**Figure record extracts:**
□ □ □ □

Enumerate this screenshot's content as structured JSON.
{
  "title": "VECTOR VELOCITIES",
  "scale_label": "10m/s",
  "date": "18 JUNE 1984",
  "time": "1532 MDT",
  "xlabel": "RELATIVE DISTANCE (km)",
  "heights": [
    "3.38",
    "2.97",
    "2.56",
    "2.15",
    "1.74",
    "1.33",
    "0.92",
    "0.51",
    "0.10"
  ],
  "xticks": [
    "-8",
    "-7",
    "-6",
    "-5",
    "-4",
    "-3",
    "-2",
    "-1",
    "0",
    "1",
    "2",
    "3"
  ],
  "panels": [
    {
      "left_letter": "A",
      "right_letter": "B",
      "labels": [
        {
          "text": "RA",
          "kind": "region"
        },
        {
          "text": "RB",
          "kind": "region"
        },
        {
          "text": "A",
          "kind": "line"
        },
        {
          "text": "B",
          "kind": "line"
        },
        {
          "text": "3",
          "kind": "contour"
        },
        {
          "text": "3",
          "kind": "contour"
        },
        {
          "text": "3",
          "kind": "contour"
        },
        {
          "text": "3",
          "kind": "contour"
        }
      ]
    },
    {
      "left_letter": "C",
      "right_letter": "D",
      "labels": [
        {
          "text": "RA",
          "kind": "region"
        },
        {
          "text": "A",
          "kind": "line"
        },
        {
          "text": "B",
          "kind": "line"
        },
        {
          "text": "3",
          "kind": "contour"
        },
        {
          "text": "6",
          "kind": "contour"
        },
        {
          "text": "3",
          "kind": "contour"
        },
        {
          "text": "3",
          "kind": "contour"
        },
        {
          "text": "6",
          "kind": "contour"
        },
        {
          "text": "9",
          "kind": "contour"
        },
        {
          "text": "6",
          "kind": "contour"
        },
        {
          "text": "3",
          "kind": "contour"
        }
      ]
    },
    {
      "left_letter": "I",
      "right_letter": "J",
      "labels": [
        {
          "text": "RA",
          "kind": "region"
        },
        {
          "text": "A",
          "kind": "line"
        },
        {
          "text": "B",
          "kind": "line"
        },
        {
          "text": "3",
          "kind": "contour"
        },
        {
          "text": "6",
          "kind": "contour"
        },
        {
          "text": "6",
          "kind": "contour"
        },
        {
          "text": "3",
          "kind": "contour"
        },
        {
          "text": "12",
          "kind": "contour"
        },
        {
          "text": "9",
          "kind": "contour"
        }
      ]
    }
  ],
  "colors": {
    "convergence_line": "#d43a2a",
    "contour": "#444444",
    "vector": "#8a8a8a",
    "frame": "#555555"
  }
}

□ □ □ □

**Directions:**
Extract the whole listing, character for character.

**Exercise output:**
Enumerate this screenshot's content as structured JSON.
{
  "title": "VECTOR VELOCITIES",
  "scale_label": "10m/s",
  "date": "18 JUNE 1984",
  "time": "1532 MDT",
  "xlabel": "RELATIVE DISTANCE (km)",
  "heights": [
    "3.38",
    "2.97",
    "2.56",
    "2.15",
    "1.74",
    "1.33",
    "0.92",
    "0.51",
    "0.10"
  ],
  "xticks": [
    "-8",
    "-7",
    "-6",
    "-5",
    "-4",
    "-3",
    "-2",
    "-1",
    "0",
    "1",
    "2",
    "3"
  ],
  "panels": [
    {
      "left_letter": "A",
      "right_letter": "B",
      "labels": [
        {
          "text": "RA",
          "kind": "region"
        },
        {
          "text": "RB",
          "kind": "region"
        },
        {
          "text": "A",
          "kind": "line"
        },
        {
          "text": "B",
          "kind": "line"
        },
        {
          "text": "3",
          "kind": "contour"
        },
        {
          "text": "3",
          "kind": "contour"
        },
        {
          "text": "3",
          "kind": "contour"
        },
        {
          "text": "3",
          "kind": "contour"
        }
      ]
    },
    {
      "left_letter": "C",
      "right_letter": "D",
      "labels": [
        {
          "text": "RA",
          "kind": "region"
        },
        {
          "text": "A",
          "kind": "line"
        },
        {
          "text": "B",
          "kind": "line"
        },
        {
          "text": "3",
          "kind": "contour"
        },
        {
          "text": "6",
          "kind": "contour"
        },
        {
          "text": "3",
          "kind": "contour"
        },
        {
          "text": "3",
          "kind": "contour"
        },
        {
          "text": "6",
          "kind": "contour"
        },
        {
          "text": "9",
          "kind": "contour"
        },
        {
          "text": "6",
          "kind": "contour"
        },
        {
          "text": "3",
          "kind": "contour"
        }
      ]
    },
    {
      "left_letter": "I",
      "right_letter": "J",
      "labels": [
        {
          "text": "RA",
          "kind": "region"
        },
        {
          "text": "A",
          "kind": "line"
        },
        {
          "text": "B",
          "kind": "line"
        },
        {
          "text": "3",
          "kind": "contour"
        },
        {
          "text": "6",
          "kind": "contour"
        },
        {
          "text": "6",
          "kind": "contour"
        },
        {
          "text": "3",
          "kind": "contour"
        },
        {
          "text": "12",
          "kind": "contour"
        },
        {
          "text": "9",
          "kind": "contour"
        }
      ]
    }
  ],
  "colors": {
    "convergence_line": "#d43a2a",
    "contour": "#444444",
    "vector": "#8a8a8a",
    "frame": "#555555"
  }
}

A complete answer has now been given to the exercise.